* [CONSIGNES]
Pouvez-vous recopier à l'identique le passage de la description du four qui commence aux mots « De plan ovalaire, ce » et s'arrête après « des terrines renversées. » ?

* [TEXTE À LIRE]
•••••

De plan ovalaire, ce four orienté nord-sud, avec sa porte d'enfournement et sa loge située au nord, mesure extérieurement une dizaine de mètres pour environ 5 m à l'endroit le plus large. Pour éviter l'éclatement du corps du four, des morceaux de rail de chemin de fer étaient fichés dans le sol le long des parois est et ouest et réunis entre eux par des tirants de fer.
Les parois de ce four sont construites en pierre (schiste de Castillon) parementées intérieurement d'un revêtement de briques, tandis que la voûte en briques a été récemment recouverte extérieurement d'un enduit de ciment pour la protéger des infiltrations d'eau (IVR25_19891400211X). Four à tirage horizontal : dessus de la voûte du tunnel et cheminée, vue du nord.
Les trous de salage sont coiffés par des terrines renversées.
La cheminée du four disposée sur le dessus du tunnel, dans sa partie méridionale, est haute d'environ trois mètres. Bâtie en briques mécaniques, elle est légèrement tronconique (diamètre de l'ordre de 0,6 - 0,7 m au sommet) et cerclée de ferrures (IVR25_19891400211X).
Un escalier en pierre et brique est situé sur le flanc est du four : il donne accès au dessus de la voûte ainsi qu'au grenier de la loge.
Intérieurement, le four mesure 9,30 m de long pour une largeur maximale de 3,20 m (2,10 m au niveau de la banquette, emmarchement constitué entre la sole et l'aire du foyer).
La voûte de la chambre de cuisson a la forme d'une coque de vaisseau renversée percée d'une quinzaine de carneaux ou trous à sel d'un diamètre de l'ordre de 0,20 m. Les parois et la voûte sont très vitrifiées et de couleur vert foncé. La hauteur sous voûte varie de 2,35 m à 1,90 m environ.

•••••

* [LIGNES EXTRAITES]

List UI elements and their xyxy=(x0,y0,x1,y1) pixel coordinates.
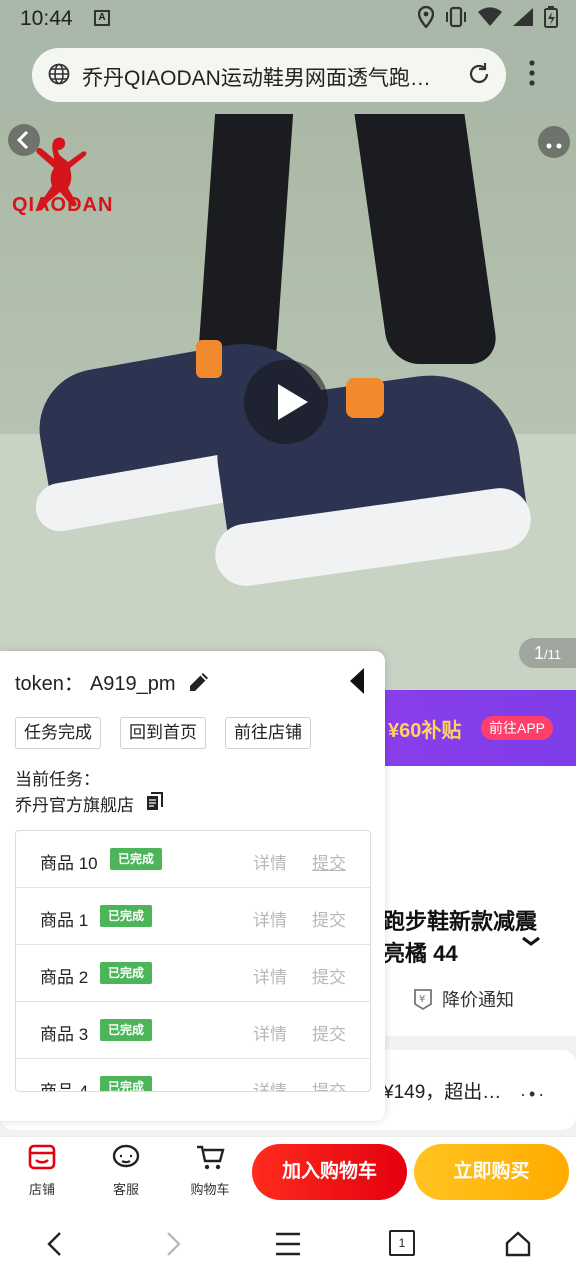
detail-link[interactable]: 详情 xyxy=(253,1077,287,1091)
play-video-button[interactable] xyxy=(244,360,328,444)
more-dots-icon xyxy=(546,143,562,149)
forward-arrow-icon[interactable] xyxy=(162,1230,184,1258)
image-counter-total: /11 xyxy=(543,647,562,662)
price-info-text: ¥149，超出… xyxy=(383,1082,502,1103)
image-counter: 1/11 xyxy=(519,638,576,668)
reload-icon[interactable] xyxy=(466,61,492,87)
globe-icon xyxy=(48,63,70,85)
status-icons xyxy=(418,6,558,28)
buy-now-button[interactable]: 立即购买 xyxy=(414,1144,569,1200)
chevron-down-icon[interactable] xyxy=(520,934,542,948)
token-label: token： xyxy=(15,673,84,695)
shoe-tongue-logo xyxy=(196,340,222,378)
store-label: 店铺 xyxy=(28,1182,55,1197)
status-badge: 已完成 xyxy=(100,962,153,984)
cart-icon xyxy=(197,1145,225,1170)
detail-link[interactable]: 详情 xyxy=(253,849,287,874)
item-name: 商品 1 xyxy=(40,911,89,930)
submit-link[interactable]: 提交 xyxy=(312,963,346,988)
status-badge: 已完成 xyxy=(100,1076,153,1091)
back-arrow-icon[interactable] xyxy=(44,1230,66,1258)
product-title-line2: 亮橘 44 xyxy=(383,941,458,966)
svg-text:¥: ¥ xyxy=(419,994,425,1005)
task-panel: token： A919_pm 任务完成 回到首页 前往店铺 当前任务： 乔丹官方旗… xyxy=(0,651,385,1121)
status-badge: 已完成 xyxy=(100,1019,153,1041)
back-button[interactable] xyxy=(8,124,40,156)
product-title-line1: 跑步鞋新款减震 xyxy=(383,909,538,934)
pencil-edit-icon[interactable] xyxy=(186,669,212,695)
status-bar: 10:44 A xyxy=(0,0,576,38)
vibrate-icon xyxy=(446,6,466,28)
task-complete-button[interactable]: 任务完成 xyxy=(15,717,101,749)
browser-nav-bar: 1 xyxy=(0,1206,576,1280)
status-badge: 已完成 xyxy=(100,905,153,927)
cart-button[interactable]: 购物车 xyxy=(180,1143,240,1198)
subsidy-amount: ¥60补贴 xyxy=(388,720,462,742)
play-icon xyxy=(278,384,308,420)
browser-toolbar: 乔丹QIAODAN运动鞋男网面透气跑… xyxy=(0,38,576,114)
brand-logo-text: QIAODAN xyxy=(12,194,114,216)
detail-link[interactable]: 详情 xyxy=(253,906,287,931)
action-bar: 店铺 客服 购物车 加入购物车 立即购买 xyxy=(0,1136,576,1206)
chevron-left-icon xyxy=(16,130,29,150)
detail-link[interactable]: 详情 xyxy=(253,1020,287,1045)
current-task-label: 当前任务： xyxy=(15,770,100,789)
chat-icon xyxy=(112,1144,140,1168)
menu-icon[interactable] xyxy=(274,1230,302,1258)
location-icon xyxy=(418,6,434,28)
store-button[interactable]: 店铺 xyxy=(12,1143,72,1198)
list-item: 商品 2 已完成 详情 提交 xyxy=(16,945,370,1002)
price-notify-label: 降价通知 xyxy=(442,990,514,1010)
submit-link[interactable]: 提交 xyxy=(312,1077,346,1091)
list-item: 商品 10 已完成 详情 提交 xyxy=(16,831,370,888)
back-home-button[interactable]: 回到首页 xyxy=(120,717,206,749)
submit-link[interactable]: 提交 xyxy=(312,849,346,874)
item-name: 商品 3 xyxy=(40,1025,89,1044)
battery-icon xyxy=(544,6,558,28)
more-dots-icon[interactable]: ·•· xyxy=(520,1084,547,1105)
submit-link[interactable]: 提交 xyxy=(312,906,346,931)
product-page: 10:44 A 乔丹QIAODAN运动鞋男网面透气跑… QIAODAN 1/11… xyxy=(0,0,576,1280)
wifi-icon xyxy=(478,7,502,27)
list-item: 商品 3 已完成 详情 提交 xyxy=(16,1002,370,1059)
detail-link[interactable]: 详情 xyxy=(253,963,287,988)
signal-icon xyxy=(513,8,533,26)
more-button[interactable] xyxy=(538,126,570,158)
leg-right xyxy=(354,114,500,364)
service-label: 客服 xyxy=(112,1182,139,1197)
address-bar[interactable]: 乔丹QIAODAN运动鞋男网面透气跑… xyxy=(32,48,506,102)
store-icon xyxy=(28,1144,56,1170)
token-value: A919_pm xyxy=(89,673,176,695)
current-task-store: 乔丹官方旗舰店 xyxy=(15,796,134,815)
overflow-menu-icon[interactable] xyxy=(528,60,536,86)
token-row: token： A919_pm xyxy=(15,667,176,696)
open-app-button[interactable]: 前往APP xyxy=(481,716,554,740)
url-text[interactable]: 乔丹QIAODAN运动鞋男网面透气跑… xyxy=(82,62,454,92)
product-task-list: 商品 10 已完成 详情 提交 商品 1 已完成 详情 提交 商品 2 已完成 … xyxy=(15,830,371,1092)
home-icon[interactable] xyxy=(504,1230,532,1258)
leg-left xyxy=(196,114,294,374)
list-item: 商品 1 已完成 详情 提交 xyxy=(16,888,370,945)
item-name: 商品 2 xyxy=(40,968,89,987)
add-to-cart-button[interactable]: 加入购物车 xyxy=(252,1144,407,1200)
price-notify-button[interactable]: ¥ 降价通知 xyxy=(412,986,514,1012)
status-badge: 已完成 xyxy=(110,848,163,870)
go-store-button[interactable]: 前往店铺 xyxy=(225,717,311,749)
list-item: 商品 4 已完成 详情 提交 xyxy=(16,1059,370,1092)
item-name: 商品 4 xyxy=(40,1082,89,1092)
cart-label: 购物车 xyxy=(190,1182,230,1197)
notification-a-icon: A xyxy=(94,10,110,26)
collapse-triangle-icon[interactable] xyxy=(348,667,366,695)
item-name: 商品 10 xyxy=(40,854,98,873)
shoe-tongue-logo xyxy=(346,378,384,418)
price-tag-icon: ¥ xyxy=(414,989,432,1011)
image-counter-current: 1 xyxy=(533,643,544,663)
customer-service-button[interactable]: 客服 xyxy=(96,1143,156,1198)
product-hero-image[interactable]: QIAODAN 1/11 xyxy=(0,114,576,690)
tabs-button[interactable]: 1 xyxy=(389,1230,415,1256)
submit-link[interactable]: 提交 xyxy=(312,1020,346,1045)
copy-icon[interactable] xyxy=(146,792,164,812)
status-time: 10:44 xyxy=(20,7,73,30)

•••••

* [RÉPONSE COMPLÈTE]
De plan ovalaire, ce four orienté nord-sud, avec sa porte d'enfournement et sa loge située au nord, mesure extérieurement une dizaine de mètres pour environ 5 m à l'endroit le plus large. Pour éviter l'éclatement du corps du four, des morceaux de rail de chemin de fer étaient fichés dans le sol le long des parois est et ouest et réunis entre eux par des tirants de fer.
Les parois de ce four sont construites en pierre (schiste de Castillon) parementées intérieurement d'un revêtement de briques, tandis que la voûte en briques a été récemment recouverte extérieurement d'un enduit de ciment pour la protéger des infiltrations d'eau (IVR25_19891400211X). Four à tirage horizontal : dessus de la voûte du tunnel et cheminée, vue du nord.
Les trous de salage sont coiffés par des terrines renversées.